*What this task involves*:
Retype the whole listing verbatim and keep the pictures out of it.

─── Working data ───

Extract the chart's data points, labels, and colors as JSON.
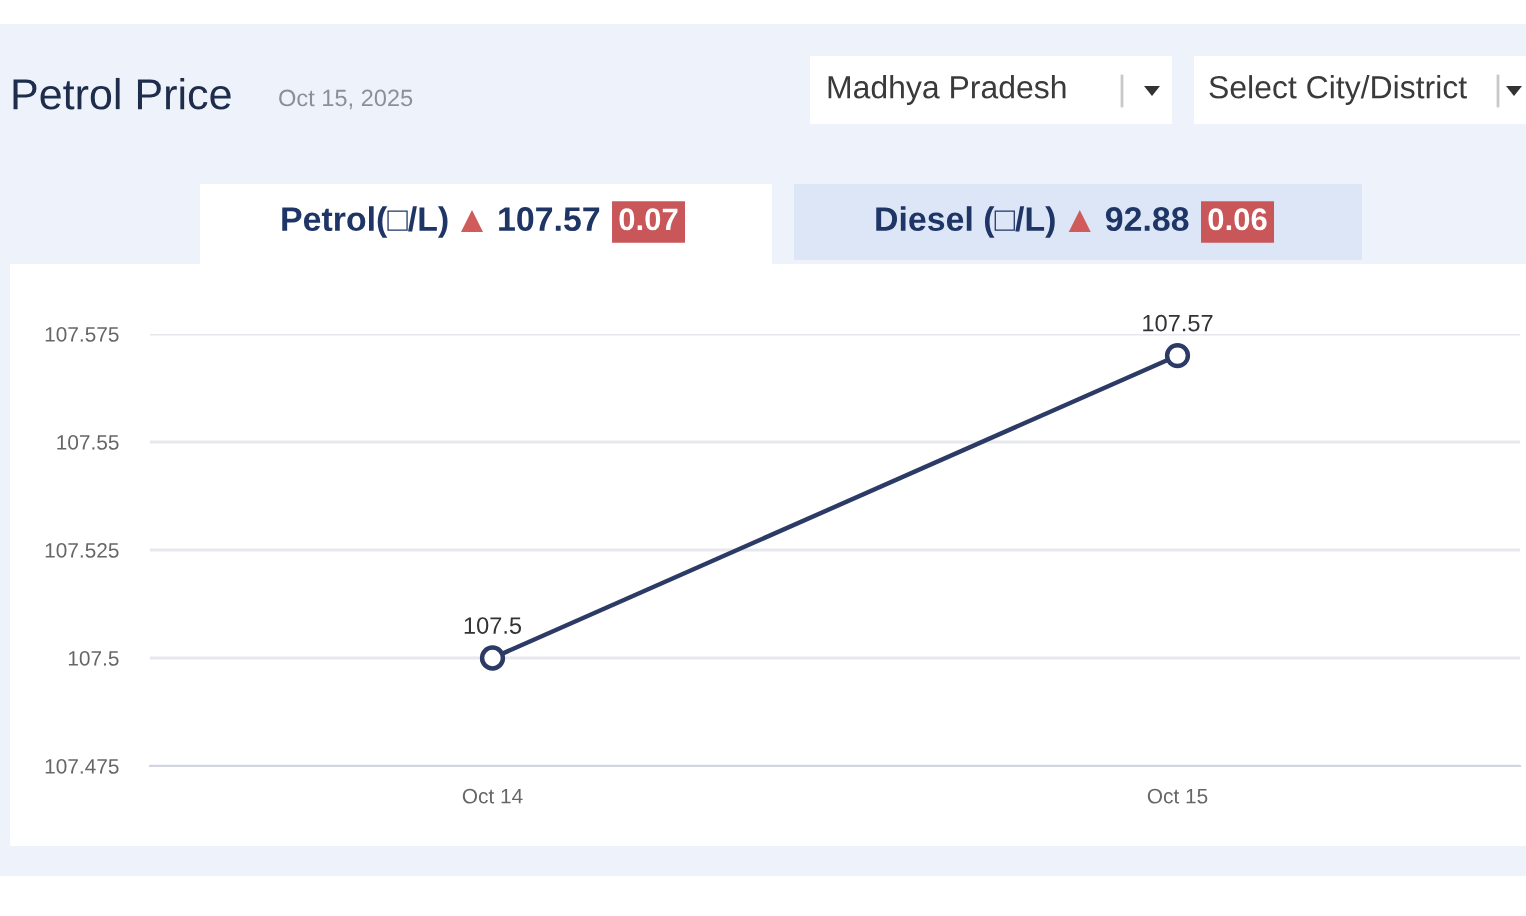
{
  "chart_data": {
    "type": "line",
    "title": "Petrol Price",
    "subtitle": "Oct 15, 2025",
    "categories": [
      "Oct 14",
      "Oct 15"
    ],
    "series": [
      {
        "color": "#2c3a66",
        "values": [
          107.5,
          107.57
        ]
      }
    ],
    "ylim": [
      107.475,
      107.575
    ],
    "yticks": [
      107.475,
      107.5,
      107.525,
      107.55,
      107.575
    ],
    "grid": "y",
    "marker": "circle",
    "line_style": "solid",
    "data_labels": true,
    "annotations": [
      "Madhya Pradesh",
      "Select City/District",
      "Petrol(□/L)",
      "107.57",
      "0.07",
      "Diesel (□/L)",
      "92.88",
      "0.06"
    ]
  }
}
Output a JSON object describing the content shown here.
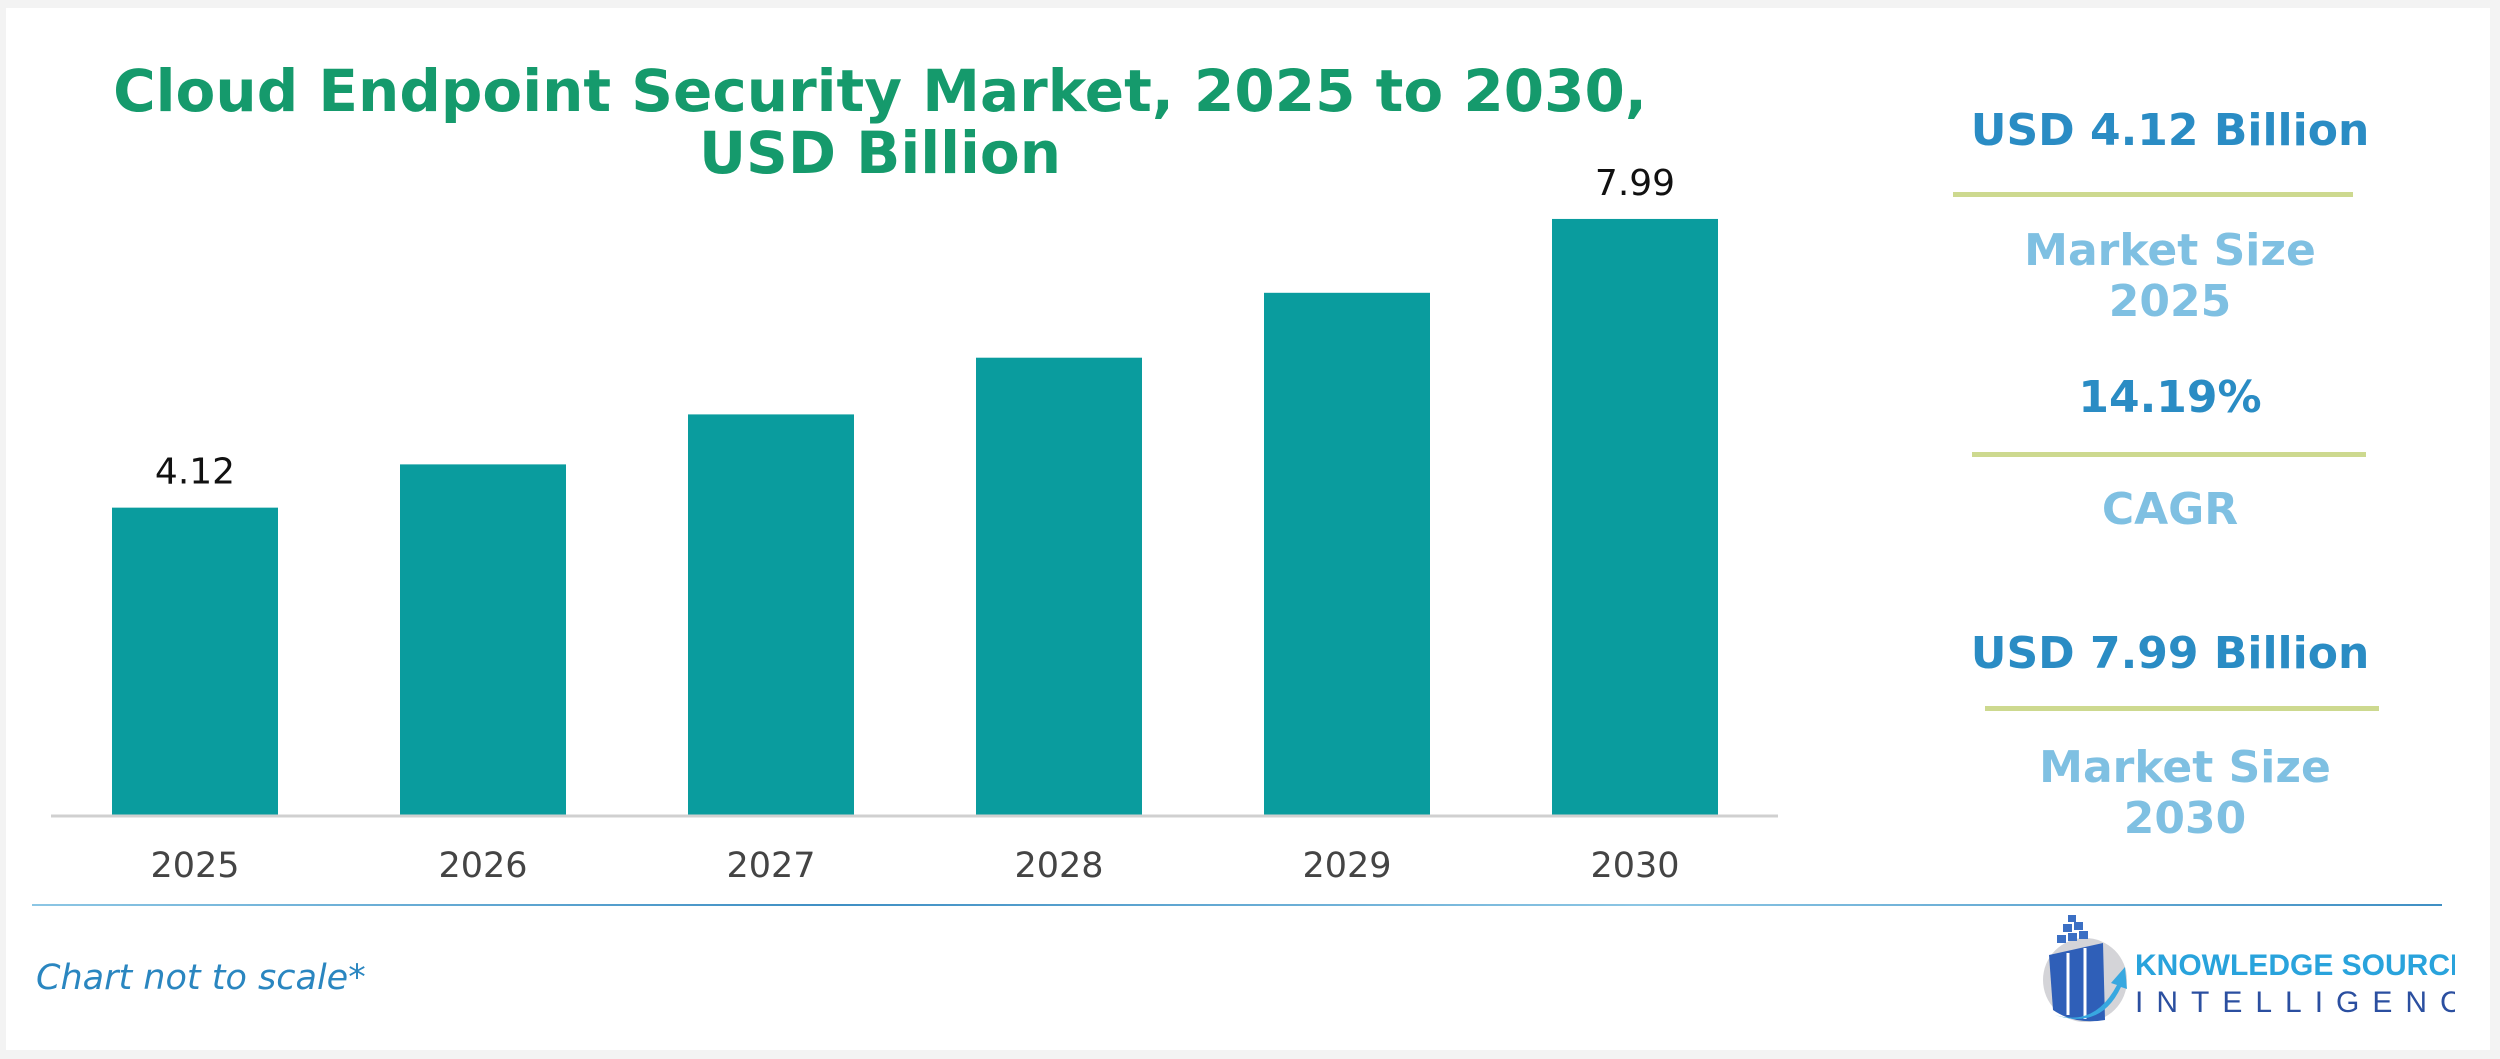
{
  "chart_data": {
    "type": "bar",
    "title": "Cloud Endpoint Security Market, 2025 to 2030, USD Billion",
    "categories": [
      "2025",
      "2026",
      "2027",
      "2028",
      "2029",
      "2030"
    ],
    "values": [
      4.12,
      4.7,
      5.37,
      6.13,
      7.0,
      7.99
    ],
    "data_labels": {
      "0": "4.12",
      "5": "7.99"
    },
    "ylim": [
      0,
      8.5
    ],
    "grid": false,
    "bar_color": "#0a9c9e"
  },
  "title_line1": "Cloud Endpoint Security Market, 2025 to 2030,",
  "title_line2": "USD Billion",
  "stats": [
    {
      "value": "USD 4.12 Billion",
      "label": "Market Size 2025"
    },
    {
      "value": "14.19%",
      "label": "CAGR"
    },
    {
      "value": "USD 7.99 Billion",
      "label": "Market Size 2030"
    }
  ],
  "note": "Chart not to scale*",
  "logo": {
    "line1": "KNOWLEDGE SOURCING",
    "line2": "INTELLIGENCE"
  },
  "colors": {
    "title": "#159a6c",
    "stat_value": "#2a8cc4",
    "stat_label": "#7fc0e2",
    "divider": "#cdd98f"
  }
}
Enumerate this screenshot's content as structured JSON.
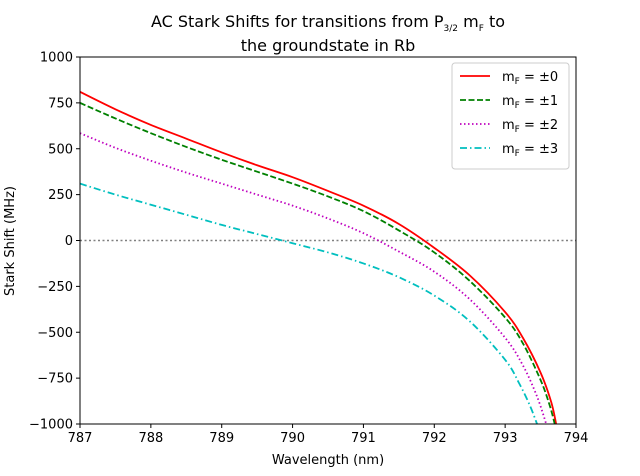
{
  "chart_data": {
    "type": "line",
    "title_line1_prefix": "AC Stark Shifts for transitions from P",
    "title_line1_sub": "3/2",
    "title_line1_mid": " m",
    "title_line1_sub2": "F",
    "title_line1_suffix": " to",
    "title_line2": "the groundstate in Rb",
    "xlabel": "Wavelength (nm)",
    "ylabel": "Stark Shift (MHz)",
    "xlim": [
      787,
      794
    ],
    "ylim": [
      -1000,
      1000
    ],
    "x_ticks": [
      787,
      788,
      789,
      790,
      791,
      792,
      793,
      794
    ],
    "x_tick_labels": [
      "787",
      "788",
      "789",
      "790",
      "791",
      "792",
      "793",
      "794"
    ],
    "y_ticks": [
      -1000,
      -750,
      -500,
      -250,
      0,
      250,
      500,
      750,
      1000
    ],
    "y_tick_labels": [
      "−1000",
      "−750",
      "−500",
      "−250",
      "0",
      "250",
      "500",
      "750",
      "1000"
    ],
    "zero_line": {
      "y": 0,
      "color": "#808080",
      "style": "dotted"
    },
    "legend_position": "top-right",
    "series": [
      {
        "legend_prefix": "m",
        "legend_sub": "F",
        "legend_suffix": " = ±0",
        "color": "#ff0000",
        "dash": "solid",
        "x": [
          787,
          787.5,
          788,
          788.5,
          789,
          789.5,
          790,
          790.5,
          791,
          791.5,
          792,
          792.5,
          793,
          793.25,
          793.5,
          793.65,
          793.72
        ],
        "y": [
          810,
          715,
          630,
          555,
          480,
          410,
          345,
          270,
          190,
          90,
          -40,
          -190,
          -390,
          -530,
          -720,
          -880,
          -1000
        ]
      },
      {
        "legend_prefix": "m",
        "legend_sub": "F",
        "legend_suffix": " = ±1",
        "color": "#008000",
        "dash": "dashed",
        "x": [
          787,
          787.5,
          788,
          788.5,
          789,
          789.5,
          790,
          790.5,
          791,
          791.5,
          792,
          792.5,
          793,
          793.25,
          793.5,
          793.63,
          793.7
        ],
        "y": [
          750,
          665,
          585,
          510,
          440,
          375,
          310,
          240,
          160,
          55,
          -65,
          -220,
          -420,
          -560,
          -760,
          -900,
          -1000
        ]
      },
      {
        "legend_prefix": "m",
        "legend_sub": "F",
        "legend_suffix": " = ±2",
        "color": "#bf00bf",
        "dash": "dotted",
        "x": [
          787,
          787.5,
          788,
          788.5,
          789,
          789.5,
          790,
          790.5,
          791,
          791.5,
          792,
          792.5,
          793,
          793.25,
          793.45,
          793.58
        ],
        "y": [
          585,
          505,
          435,
          370,
          310,
          250,
          190,
          120,
          40,
          -60,
          -170,
          -320,
          -530,
          -680,
          -850,
          -1000
        ]
      },
      {
        "legend_prefix": "m",
        "legend_sub": "F",
        "legend_suffix": " = ±3",
        "color": "#00bfbf",
        "dash": "dashdot",
        "x": [
          787,
          787.5,
          788,
          788.5,
          789,
          789.5,
          790,
          790.5,
          791,
          791.5,
          792,
          792.5,
          793,
          793.2,
          793.35,
          793.45
        ],
        "y": [
          310,
          250,
          195,
          140,
          85,
          35,
          -15,
          -65,
          -125,
          -200,
          -300,
          -440,
          -650,
          -780,
          -900,
          -1000
        ]
      }
    ]
  }
}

───

*Solved exercise*:
Extract the chart's data points, labels, and colors as JSON.
{
  "chart_data": {
    "type": "line",
    "title": "Petrol Price",
    "subtitle": "Oct 15, 2025",
    "categories": [
      "Oct 14",
      "Oct 15"
    ],
    "series": [
      {
        "color": "#2c3a66",
        "values": [
          107.5,
          107.57
        ]
      }
    ],
    "ylim": [
      107.475,
      107.575
    ],
    "yticks": [
      107.475,
      107.5,
      107.525,
      107.55,
      107.575
    ],
    "grid": "y",
    "marker": "circle",
    "line_style": "solid",
    "data_labels": true,
    "annotations": [
      "Madhya Pradesh",
      "Select City/District",
      "Petrol(□/L)",
      "107.57",
      "0.07",
      "Diesel (□/L)",
      "92.88",
      "0.06"
    ]
  }
}
Output a JSON object describing the content shown here.
{
  "chart_data": {
    "type": "bar",
    "title": "Cloud Endpoint Security Market, 2025 to 2030, USD Billion",
    "categories": [
      "2025",
      "2026",
      "2027",
      "2028",
      "2029",
      "2030"
    ],
    "values": [
      4.12,
      4.7,
      5.37,
      6.13,
      7.0,
      7.99
    ],
    "data_labels": {
      "0": "4.12",
      "5": "7.99"
    },
    "ylim": [
      0,
      8.5
    ],
    "grid": false,
    "bar_color": "#0a9c9e"
  },
  "title_line1": "Cloud Endpoint Security Market, 2025 to 2030,",
  "title_line2": "USD Billion",
  "stats": [
    {
      "value": "USD 4.12 Billion",
      "label": "Market Size 2025"
    },
    {
      "value": "14.19%",
      "label": "CAGR"
    },
    {
      "value": "USD 7.99 Billion",
      "label": "Market Size 2030"
    }
  ],
  "note": "Chart not to scale*",
  "logo": {
    "line1": "KNOWLEDGE SOURCING",
    "line2": "INTELLIGENCE"
  },
  "colors": {
    "title": "#159a6c",
    "stat_value": "#2a8cc4",
    "stat_label": "#7fc0e2",
    "divider": "#cdd98f"
  }
}
Enumerate this screenshot's content as structured JSON.
{
  "chart_data": {
    "type": "line",
    "title_line1_prefix": "AC Stark Shifts for transitions from P",
    "title_line1_sub": "3/2",
    "title_line1_mid": " m",
    "title_line1_sub2": "F",
    "title_line1_suffix": " to",
    "title_line2": "the groundstate in Rb",
    "xlabel": "Wavelength (nm)",
    "ylabel": "Stark Shift (MHz)",
    "xlim": [
      787,
      794
    ],
    "ylim": [
      -1000,
      1000
    ],
    "x_ticks": [
      787,
      788,
      789,
      790,
      791,
      792,
      793,
      794
    ],
    "x_tick_labels": [
      "787",
      "788",
      "789",
      "790",
      "791",
      "792",
      "793",
      "794"
    ],
    "y_ticks": [
      -1000,
      -750,
      -500,
      -250,
      0,
      250,
      500,
      750,
      1000
    ],
    "y_tick_labels": [
      "−1000",
      "−750",
      "−500",
      "−250",
      "0",
      "250",
      "500",
      "750",
      "1000"
    ],
    "zero_line": {
      "y": 0,
      "color": "#808080",
      "style": "dotted"
    },
    "legend_position": "top-right",
    "series": [
      {
        "legend_prefix": "m",
        "legend_sub": "F",
        "legend_suffix": " = ±0",
        "color": "#ff0000",
        "dash": "solid",
        "x": [
          787,
          787.5,
          788,
          788.5,
          789,
          789.5,
          790,
          790.5,
          791,
          791.5,
          792,
          792.5,
          793,
          793.25,
          793.5,
          793.65,
          793.72
        ],
        "y": [
          810,
          715,
          630,
          555,
          480,
          410,
          345,
          270,
          190,
          90,
          -40,
          -190,
          -390,
          -530,
          -720,
          -880,
          -1000
        ]
      },
      {
        "legend_prefix": "m",
        "legend_sub": "F",
        "legend_suffix": " = ±1",
        "color": "#008000",
        "dash": "dashed",
        "x": [
          787,
          787.5,
          788,
          788.5,
          789,
          789.5,
          790,
          790.5,
          791,
          791.5,
          792,
          792.5,
          793,
          793.25,
          793.5,
          793.63,
          793.7
        ],
        "y": [
          750,
          665,
          585,
          510,
          440,
          375,
          310,
          240,
          160,
          55,
          -65,
          -220,
          -420,
          -560,
          -760,
          -900,
          -1000
        ]
      },
      {
        "legend_prefix": "m",
        "legend_sub": "F",
        "legend_suffix": " = ±2",
        "color": "#bf00bf",
        "dash": "dotted",
        "x": [
          787,
          787.5,
          788,
          788.5,
          789,
          789.5,
          790,
          790.5,
          791,
          791.5,
          792,
          792.5,
          793,
          793.25,
          793.45,
          793.58
        ],
        "y": [
          585,
          505,
          435,
          370,
          310,
          250,
          190,
          120,
          40,
          -60,
          -170,
          -320,
          -530,
          -680,
          -850,
          -1000
        ]
      },
      {
        "legend_prefix": "m",
        "legend_sub": "F",
        "legend_suffix": " = ±3",
        "color": "#00bfbf",
        "dash": "dashdot",
        "x": [
          787,
          787.5,
          788,
          788.5,
          789,
          789.5,
          790,
          790.5,
          791,
          791.5,
          792,
          792.5,
          793,
          793.2,
          793.35,
          793.45
        ],
        "y": [
          310,
          250,
          195,
          140,
          85,
          35,
          -15,
          -65,
          -125,
          -200,
          -300,
          -440,
          -650,
          -780,
          -900,
          -1000
        ]
      }
    ]
  }
}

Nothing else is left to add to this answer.